• _MATERIAL SHOWN_:
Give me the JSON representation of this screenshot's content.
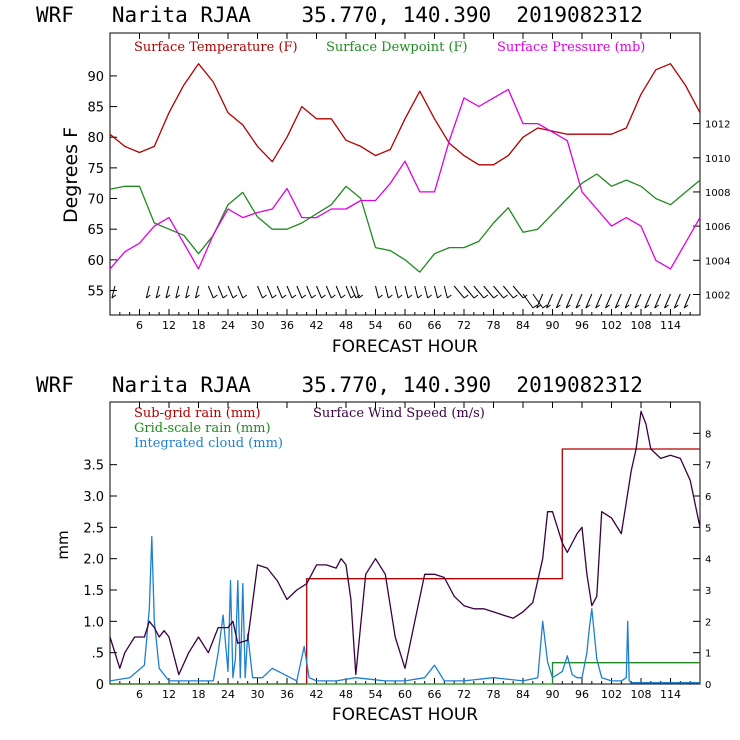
{
  "colors": {
    "temperature": "#b00000",
    "dewpoint": "#1f8a1f",
    "pressure": "#e000e0",
    "wind": "#3a0040",
    "subgrid": "#b00000",
    "gridscale": "#1f8a1f",
    "cloud": "#1e7fd0",
    "axis": "#000000"
  },
  "chart_data": [
    {
      "type": "line",
      "title": "WRF   Narita RJAA    35.770, 140.390  2019082312",
      "xlabel": "FORECAST HOUR",
      "ylabel": "Degrees F",
      "xlim": [
        0,
        120
      ],
      "ylim": [
        51,
        97
      ],
      "ylim_right": [
        1000.8,
        1017.3
      ],
      "x_ticks": [
        6,
        12,
        18,
        24,
        30,
        36,
        42,
        48,
        54,
        60,
        66,
        72,
        78,
        84,
        90,
        96,
        102,
        108,
        114
      ],
      "x_tick_labels": [
        "6",
        "12",
        "18",
        "24",
        "30",
        "36",
        "42",
        "48",
        "54",
        "60",
        "66",
        "72",
        "78",
        "84",
        "90",
        "96",
        "102",
        "108",
        "114"
      ],
      "y_ticks": [
        55,
        60,
        65,
        70,
        75,
        80,
        85,
        90
      ],
      "y_tick_labels": [
        "55",
        "60",
        "65",
        "70",
        "75",
        "80",
        "85",
        "90"
      ],
      "y2_ticks": [
        1002,
        1004,
        1006,
        1008,
        1010,
        1012
      ],
      "y2_tick_labels": [
        "1002",
        "1004",
        "1006",
        "1008",
        "1010",
        "1012"
      ],
      "legend": [
        "Surface Temperature (F)",
        "Surface Dewpoint (F)",
        "Surface Pressure (mb)"
      ],
      "series": [
        {
          "name": "Surface Temperature (F)",
          "axis": "left",
          "x": [
            0,
            3,
            6,
            9,
            12,
            15,
            18,
            21,
            24,
            27,
            30,
            33,
            36,
            39,
            42,
            45,
            48,
            51,
            54,
            57,
            60,
            63,
            66,
            69,
            72,
            75,
            78,
            81,
            84,
            87,
            90,
            93,
            96,
            99,
            102,
            105,
            108,
            111,
            114,
            117,
            120
          ],
          "values": [
            80.5,
            78.5,
            77.5,
            78.5,
            84,
            88.5,
            92,
            89,
            84,
            82,
            78.5,
            76,
            80,
            85,
            83,
            83,
            79.5,
            78.5,
            77,
            78,
            83,
            87.5,
            83,
            79,
            77,
            75.5,
            75.5,
            77,
            80,
            81.5,
            81,
            80.5,
            80.5,
            80.5,
            80.5,
            81.5,
            87,
            91,
            92,
            88.5,
            84
          ]
        },
        {
          "name": "Surface Dewpoint (F)",
          "axis": "left",
          "x": [
            0,
            3,
            6,
            9,
            12,
            15,
            18,
            21,
            24,
            27,
            30,
            33,
            36,
            39,
            42,
            45,
            48,
            51,
            54,
            57,
            60,
            63,
            66,
            69,
            72,
            75,
            78,
            81,
            84,
            87,
            90,
            93,
            96,
            99,
            102,
            105,
            108,
            111,
            114,
            117,
            120
          ],
          "values": [
            71.5,
            72,
            72,
            66,
            65,
            64,
            61,
            64,
            69,
            71,
            67,
            65,
            65,
            66,
            67.5,
            69,
            72,
            70,
            62,
            61.5,
            60,
            58,
            61,
            62,
            62,
            63,
            66,
            68.5,
            64.5,
            65,
            67.5,
            70,
            72.5,
            74,
            72,
            73,
            72,
            70,
            69,
            71,
            73
          ]
        },
        {
          "name": "Surface Pressure (mb)",
          "axis": "right",
          "x": [
            0,
            3,
            6,
            9,
            12,
            15,
            18,
            21,
            24,
            27,
            30,
            33,
            36,
            39,
            42,
            45,
            48,
            51,
            54,
            57,
            60,
            63,
            66,
            69,
            72,
            75,
            78,
            81,
            84,
            87,
            90,
            93,
            96,
            99,
            102,
            105,
            108,
            111,
            114,
            117,
            120
          ],
          "values": [
            1003.5,
            1004.5,
            1005,
            1006,
            1006.5,
            1005,
            1003.5,
            1005.5,
            1007,
            1006.5,
            1006.8,
            1007,
            1008.2,
            1006.5,
            1006.5,
            1007,
            1007,
            1007.5,
            1007.5,
            1008.5,
            1009.8,
            1008,
            1008,
            1011,
            1013.5,
            1013,
            1013.5,
            1014,
            1012,
            1012,
            1011.5,
            1011,
            1008,
            1007,
            1006,
            1006.5,
            1006,
            1004,
            1003.5,
            1005,
            1006.5
          ]
        }
      ],
      "wind_barbs_hours": [
        1,
        8,
        10,
        12,
        14,
        16,
        18,
        20,
        22,
        24,
        26,
        30,
        32,
        34,
        36,
        38,
        40,
        42,
        44,
        46,
        48,
        49,
        50,
        54,
        56,
        58,
        60,
        62,
        64,
        66,
        68,
        70,
        72,
        74,
        76,
        78,
        80,
        82,
        84,
        86,
        88,
        90,
        92,
        94,
        96,
        98,
        100,
        102,
        104,
        106,
        108,
        110,
        112,
        114,
        116,
        118
      ]
    },
    {
      "type": "line",
      "title": "WRF   Narita RJAA    35.770, 140.390  2019082312",
      "xlabel": "FORECAST HOUR",
      "ylabel": "mm",
      "xlim": [
        0,
        120
      ],
      "ylim": [
        0,
        4.5
      ],
      "ylim_right": [
        0,
        9
      ],
      "x_ticks": [
        6,
        12,
        18,
        24,
        30,
        36,
        42,
        48,
        54,
        60,
        66,
        72,
        78,
        84,
        90,
        96,
        102,
        108,
        114
      ],
      "x_tick_labels": [
        "6",
        "12",
        "18",
        "24",
        "30",
        "36",
        "42",
        "48",
        "54",
        "60",
        "66",
        "72",
        "78",
        "84",
        "90",
        "96",
        "102",
        "108",
        "114"
      ],
      "y_ticks": [
        0,
        0.5,
        1,
        1.5,
        2,
        2.5,
        3,
        3.5
      ],
      "y_tick_labels": [
        "0",
        ".5",
        "1.0",
        "1.5",
        "2.0",
        "2.5",
        "3.0",
        "3.5"
      ],
      "y2_ticks": [
        0,
        1,
        2,
        3,
        4,
        5,
        6,
        7,
        8
      ],
      "y2_tick_labels": [
        "0",
        "1",
        "2",
        "3",
        "4",
        "5",
        "6",
        "7",
        "8"
      ],
      "legend": [
        "Sub-grid rain (mm)",
        "Grid-scale rain (mm)",
        "Integrated cloud (mm)",
        "Surface Wind Speed (m/s)"
      ],
      "series": [
        {
          "name": "Sub-grid rain (mm)",
          "axis": "left",
          "step": true,
          "x": [
            0,
            40,
            40,
            92,
            92,
            120
          ],
          "values": [
            0,
            0,
            1.68,
            1.68,
            3.75,
            3.75
          ]
        },
        {
          "name": "Grid-scale rain (mm)",
          "axis": "left",
          "step": true,
          "x": [
            0,
            90,
            90,
            120
          ],
          "values": [
            0,
            0,
            0.34,
            0.34
          ]
        },
        {
          "name": "Integrated cloud (mm)",
          "axis": "left",
          "x": [
            0,
            4,
            7,
            8,
            8.5,
            9,
            10,
            12,
            16,
            21,
            22,
            23,
            24,
            24.5,
            25,
            25.5,
            26,
            26.5,
            27,
            27.5,
            28,
            29,
            31,
            33,
            38,
            39.5,
            40.5,
            42,
            46,
            50,
            56,
            60,
            64,
            66,
            68,
            72,
            78,
            84,
            87,
            88,
            89,
            90,
            92,
            93,
            94,
            95,
            96,
            97,
            97.5,
            98,
            99,
            100,
            102,
            104,
            105,
            105.3,
            105.6,
            106,
            120
          ],
          "values": [
            0.05,
            0.1,
            0.3,
            1.2,
            2.35,
            1.0,
            0.25,
            0.05,
            0.05,
            0.05,
            0.5,
            1.1,
            0.2,
            1.65,
            0.1,
            0.4,
            1.65,
            0.1,
            1.6,
            0.1,
            0.8,
            0.1,
            0.1,
            0.25,
            0.05,
            0.6,
            0.1,
            0.05,
            0.05,
            0.1,
            0.05,
            0.05,
            0.1,
            0.3,
            0.05,
            0.05,
            0.1,
            0.05,
            0.1,
            1.0,
            0.35,
            0.1,
            0.2,
            0.45,
            0.15,
            0.1,
            0.1,
            0.5,
            0.9,
            1.2,
            0.4,
            0.1,
            0.05,
            0.05,
            0.1,
            1.0,
            0.05,
            0.02,
            0.02
          ]
        },
        {
          "name": "Surface Wind Speed (m/s)",
          "axis": "right",
          "x": [
            0,
            2,
            3,
            5,
            7,
            8,
            9,
            10,
            11,
            12,
            14,
            16,
            18,
            20,
            22,
            24,
            25,
            26,
            28,
            30,
            32,
            34,
            36,
            38,
            40,
            42,
            44,
            46,
            47,
            48,
            49,
            50,
            52,
            54,
            56,
            58,
            60,
            62,
            64,
            66,
            68,
            70,
            72,
            74,
            76,
            78,
            80,
            82,
            84,
            86,
            88,
            89,
            90,
            91,
            92,
            93,
            94,
            95,
            96,
            97,
            98,
            99,
            100,
            102,
            104,
            105,
            106,
            107,
            108,
            109,
            110,
            112,
            114,
            116,
            118,
            120
          ],
          "values": [
            1.5,
            0.5,
            1,
            1.5,
            1.5,
            2,
            1.8,
            1.5,
            1.7,
            1.5,
            0.3,
            1,
            1.5,
            1,
            1.8,
            1.8,
            2,
            1.3,
            1.4,
            3.8,
            3.7,
            3.3,
            2.7,
            3,
            3.2,
            3.8,
            3.8,
            3.7,
            4,
            3.8,
            2.7,
            0.3,
            3.5,
            4,
            3.5,
            1.5,
            0.5,
            2,
            3.5,
            3.5,
            3.4,
            2.8,
            2.5,
            2.4,
            2.4,
            2.3,
            2.2,
            2.1,
            2.3,
            2.6,
            4,
            5.5,
            5.5,
            5,
            4.5,
            4.2,
            4.5,
            4.8,
            5,
            3.5,
            2.5,
            2.8,
            5.5,
            5.3,
            4.8,
            5.8,
            6.8,
            7.5,
            8.7,
            8.3,
            7.5,
            7.2,
            7.3,
            7.2,
            6.5,
            5
          ]
        }
      ]
    }
  ]
}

• _WRITTEN PROBLEM_: Find every line above that contains the word "name", and return each one.

• _SOLUTION TO THIS EXERCISE_:
          "name": "Surface Temperature (F)",
          "name": "Surface Dewpoint (F)",
          "name": "Surface Pressure (mb)",
          "name": "Sub-grid rain (mm)",
          "name": "Grid-scale rain (mm)",
          "name": "Integrated cloud (mm)",
          "name": "Surface Wind Speed (m/s)",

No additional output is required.